(Items from a dataset)

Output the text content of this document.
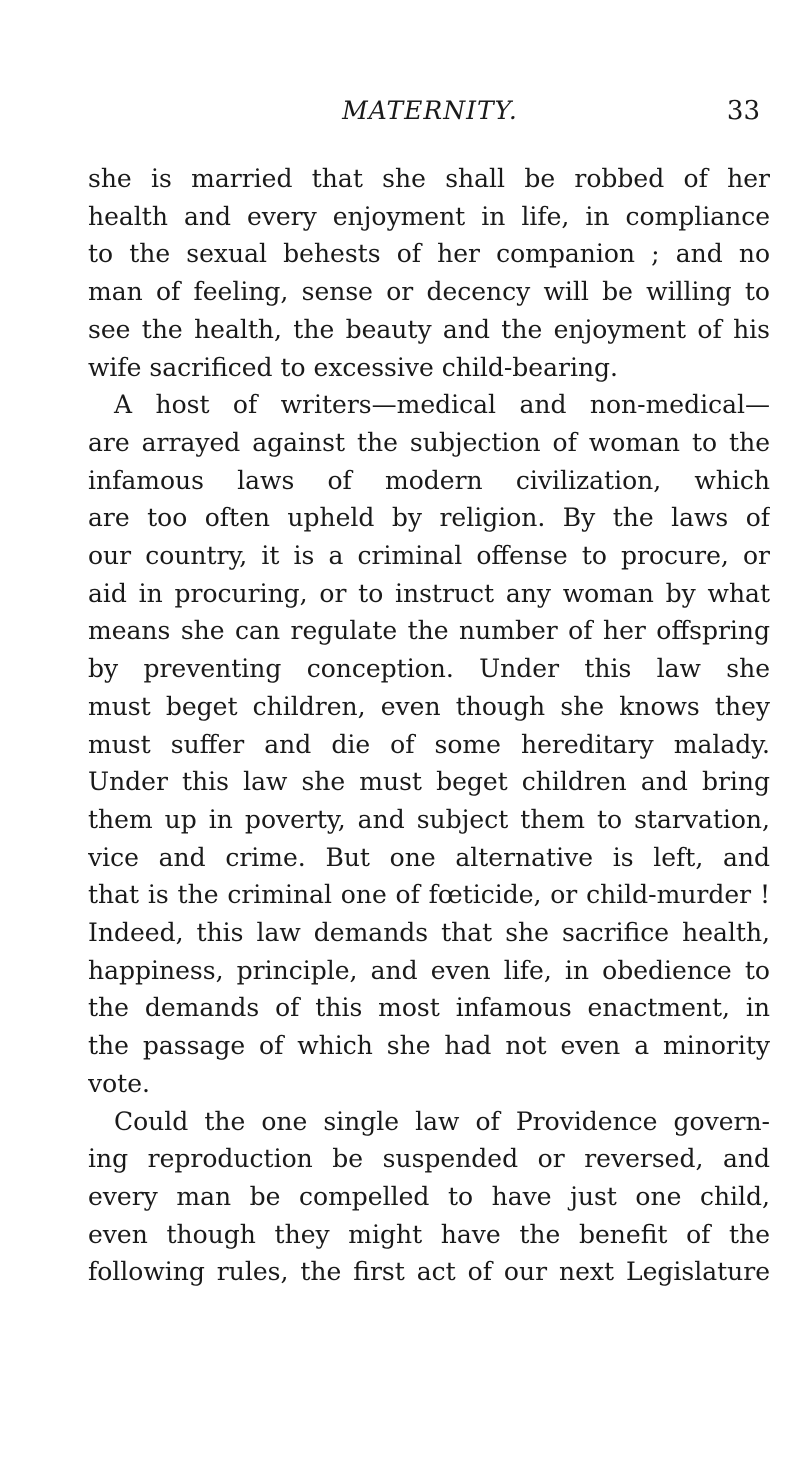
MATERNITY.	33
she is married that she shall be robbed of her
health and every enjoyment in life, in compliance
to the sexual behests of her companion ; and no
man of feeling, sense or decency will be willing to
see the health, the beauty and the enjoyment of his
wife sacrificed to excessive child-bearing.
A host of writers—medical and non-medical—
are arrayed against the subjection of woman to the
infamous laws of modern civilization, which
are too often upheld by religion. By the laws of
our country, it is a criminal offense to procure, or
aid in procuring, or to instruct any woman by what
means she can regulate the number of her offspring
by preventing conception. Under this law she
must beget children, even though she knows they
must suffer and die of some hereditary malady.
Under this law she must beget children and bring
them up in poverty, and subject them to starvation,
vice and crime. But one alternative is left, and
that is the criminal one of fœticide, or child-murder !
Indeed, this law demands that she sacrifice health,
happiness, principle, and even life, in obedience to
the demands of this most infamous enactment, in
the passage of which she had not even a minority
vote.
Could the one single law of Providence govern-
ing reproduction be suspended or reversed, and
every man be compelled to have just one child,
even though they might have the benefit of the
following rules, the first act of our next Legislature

▸ What you have to do: Only lines with "that" are wanted here; list each of them.

▸ Answer below:
she is married that she shall be robbed of her
that is the criminal one of fœticide, or child-murder !
Indeed, this law demands that she sacrifice health,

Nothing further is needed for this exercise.